-- BEGIN Stored data --

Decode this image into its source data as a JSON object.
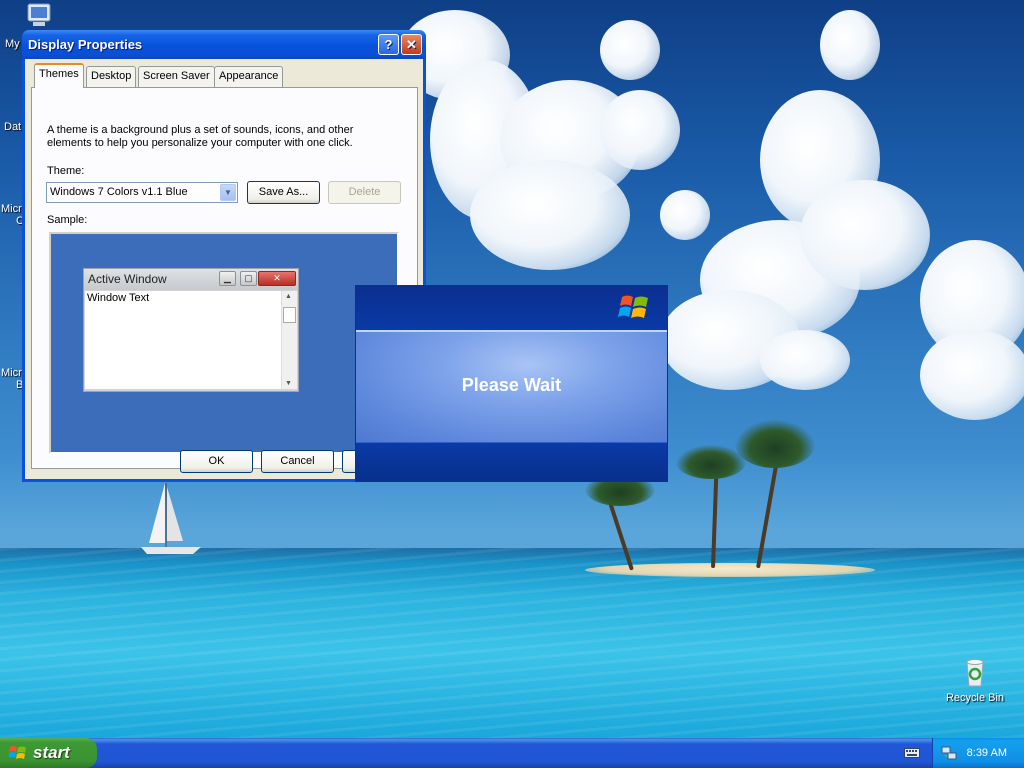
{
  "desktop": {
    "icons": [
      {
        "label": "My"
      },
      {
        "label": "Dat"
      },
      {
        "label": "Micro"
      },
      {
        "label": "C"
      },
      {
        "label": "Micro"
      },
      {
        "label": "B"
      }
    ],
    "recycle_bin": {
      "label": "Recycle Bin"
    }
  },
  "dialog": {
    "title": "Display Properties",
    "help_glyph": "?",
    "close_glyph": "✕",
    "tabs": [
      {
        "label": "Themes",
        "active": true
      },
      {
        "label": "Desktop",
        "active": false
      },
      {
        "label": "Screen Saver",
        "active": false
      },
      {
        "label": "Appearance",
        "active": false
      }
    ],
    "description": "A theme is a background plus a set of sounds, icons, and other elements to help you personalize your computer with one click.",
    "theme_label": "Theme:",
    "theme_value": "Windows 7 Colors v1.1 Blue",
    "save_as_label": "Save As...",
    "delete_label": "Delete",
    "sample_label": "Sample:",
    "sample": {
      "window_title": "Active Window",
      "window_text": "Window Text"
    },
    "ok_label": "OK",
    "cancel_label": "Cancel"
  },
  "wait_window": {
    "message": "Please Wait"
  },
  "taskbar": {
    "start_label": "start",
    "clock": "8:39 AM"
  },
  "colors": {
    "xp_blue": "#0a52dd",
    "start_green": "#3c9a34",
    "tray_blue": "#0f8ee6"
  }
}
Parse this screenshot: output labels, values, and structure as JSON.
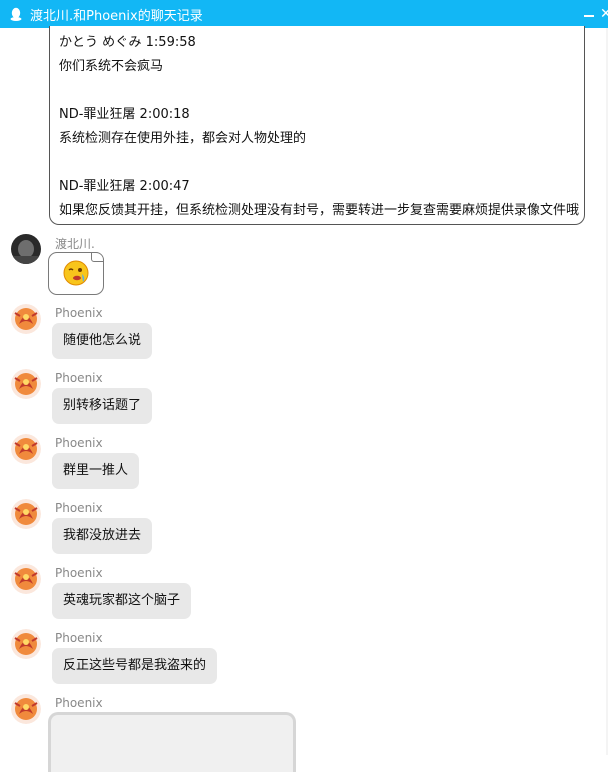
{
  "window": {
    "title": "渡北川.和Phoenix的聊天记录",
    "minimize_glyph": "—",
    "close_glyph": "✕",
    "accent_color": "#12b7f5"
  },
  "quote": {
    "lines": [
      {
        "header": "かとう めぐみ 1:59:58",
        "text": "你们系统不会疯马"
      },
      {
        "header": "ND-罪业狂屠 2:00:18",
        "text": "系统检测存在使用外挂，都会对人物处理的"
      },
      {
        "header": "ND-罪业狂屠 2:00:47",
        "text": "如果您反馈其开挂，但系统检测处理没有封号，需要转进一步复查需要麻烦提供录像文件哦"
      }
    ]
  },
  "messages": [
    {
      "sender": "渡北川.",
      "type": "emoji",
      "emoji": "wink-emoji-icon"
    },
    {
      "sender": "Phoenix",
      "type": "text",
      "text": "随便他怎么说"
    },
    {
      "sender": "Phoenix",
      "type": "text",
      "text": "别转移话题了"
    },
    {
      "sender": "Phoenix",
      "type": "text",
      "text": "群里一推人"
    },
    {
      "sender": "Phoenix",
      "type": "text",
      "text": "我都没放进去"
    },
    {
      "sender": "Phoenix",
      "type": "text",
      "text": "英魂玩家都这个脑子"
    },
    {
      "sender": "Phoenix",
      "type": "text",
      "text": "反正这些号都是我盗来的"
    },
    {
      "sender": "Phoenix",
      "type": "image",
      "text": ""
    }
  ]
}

-- END Stored data --

Problem to work on: Lines that hold "罪业狂屠" are the ones to copy; find all of them.

Expected answer:
        "header": "ND-罪业狂屠 2:00:18",
        "header": "ND-罪业狂屠 2:00:47",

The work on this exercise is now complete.